| Record set |
════════════════

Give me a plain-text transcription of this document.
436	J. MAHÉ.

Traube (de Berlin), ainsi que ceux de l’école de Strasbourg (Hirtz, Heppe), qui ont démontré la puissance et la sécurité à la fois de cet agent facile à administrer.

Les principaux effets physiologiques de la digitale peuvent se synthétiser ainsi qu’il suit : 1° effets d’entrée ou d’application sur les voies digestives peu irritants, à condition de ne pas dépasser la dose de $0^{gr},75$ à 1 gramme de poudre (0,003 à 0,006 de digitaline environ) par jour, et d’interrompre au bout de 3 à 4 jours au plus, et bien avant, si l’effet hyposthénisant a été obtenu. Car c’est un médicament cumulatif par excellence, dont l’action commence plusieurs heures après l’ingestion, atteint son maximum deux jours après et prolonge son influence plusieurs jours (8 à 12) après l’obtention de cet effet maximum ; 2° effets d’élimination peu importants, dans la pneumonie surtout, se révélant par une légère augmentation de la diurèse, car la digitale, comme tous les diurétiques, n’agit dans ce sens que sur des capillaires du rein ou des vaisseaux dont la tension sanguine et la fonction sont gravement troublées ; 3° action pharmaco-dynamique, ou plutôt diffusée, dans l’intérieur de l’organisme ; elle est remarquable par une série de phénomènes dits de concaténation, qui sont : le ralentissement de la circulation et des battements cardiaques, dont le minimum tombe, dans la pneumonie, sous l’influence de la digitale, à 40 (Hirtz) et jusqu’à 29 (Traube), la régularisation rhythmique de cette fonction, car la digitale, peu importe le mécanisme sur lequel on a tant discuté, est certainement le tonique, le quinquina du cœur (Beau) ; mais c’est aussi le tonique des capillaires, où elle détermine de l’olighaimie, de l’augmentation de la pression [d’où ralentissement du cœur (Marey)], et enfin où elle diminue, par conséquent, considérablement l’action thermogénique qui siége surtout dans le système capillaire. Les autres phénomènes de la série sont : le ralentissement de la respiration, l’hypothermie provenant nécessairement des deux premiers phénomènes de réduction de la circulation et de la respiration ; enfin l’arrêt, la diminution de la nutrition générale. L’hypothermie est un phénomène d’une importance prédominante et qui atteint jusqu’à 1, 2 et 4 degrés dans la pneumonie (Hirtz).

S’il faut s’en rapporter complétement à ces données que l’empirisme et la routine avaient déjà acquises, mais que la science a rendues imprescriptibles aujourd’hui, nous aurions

════════════════

| Exercise prompt |
Retype all of the entries precisely as they are.

| Final answer |
Give me a plain-text transcription of this document.
436	J. MAHÉ.

Traube (de Berlin), ainsi que ceux de l’école de Strasbourg (Hirtz, Heppe), qui ont démontré la puissance et la sécurité à la fois de cet agent facile à administrer.

Les principaux effets physiologiques de la digitale peuvent se synthétiser ainsi qu’il suit : 1° effets d’entrée ou d’application sur les voies digestives peu irritants, à condition de ne pas dépasser la dose de $0^{gr},75$ à 1 gramme de poudre (0,003 à 0,006 de digitaline environ) par jour, et d’interrompre au bout de 3 à 4 jours au plus, et bien avant, si l’effet hyposthénisant a été obtenu. Car c’est un médicament cumulatif par excellence, dont l’action commence plusieurs heures après l’ingestion, atteint son maximum deux jours après et prolonge son influence plusieurs jours (8 à 12) après l’obtention de cet effet maximum ; 2° effets d’élimination peu importants, dans la pneumonie surtout, se révélant par une légère augmentation de la diurèse, car la digitale, comme tous les diurétiques, n’agit dans ce sens que sur des capillaires du rein ou des vaisseaux dont la tension sanguine et la fonction sont gravement troublées ; 3° action pharmaco-dynamique, ou plutôt diffusée, dans l’intérieur de l’organisme ; elle est remarquable par une série de phénomènes dits de concaténation, qui sont : le ralentissement de la circulation et des battements cardiaques, dont le minimum tombe, dans la pneumonie, sous l’influence de la digitale, à 40 (Hirtz) et jusqu’à 29 (Traube), la régularisation rhythmique de cette fonction, car la digitale, peu importe le mécanisme sur lequel on a tant discuté, est certainement le tonique, le quinquina du cœur (Beau) ; mais c’est aussi le tonique des capillaires, où elle détermine de l’olighaimie, de l’augmentation de la pression [d’où ralentissement du cœur (Marey)], et enfin où elle diminue, par conséquent, considérablement l’action thermogénique qui siége surtout dans le système capillaire. Les autres phénomènes de la série sont : le ralentissement de la respiration, l’hypothermie provenant nécessairement des deux premiers phénomènes de réduction de la circulation et de la respiration ; enfin l’arrêt, la diminution de la nutrition générale. L’hypothermie est un phénomène d’une importance prédominante et qui atteint jusqu’à 1, 2 et 4 degrés dans la pneumonie (Hirtz).

S’il faut s’en rapporter complétement à ces données que l’empirisme et la routine avaient déjà acquises, mais que la science a rendues imprescriptibles aujourd’hui, nous aurions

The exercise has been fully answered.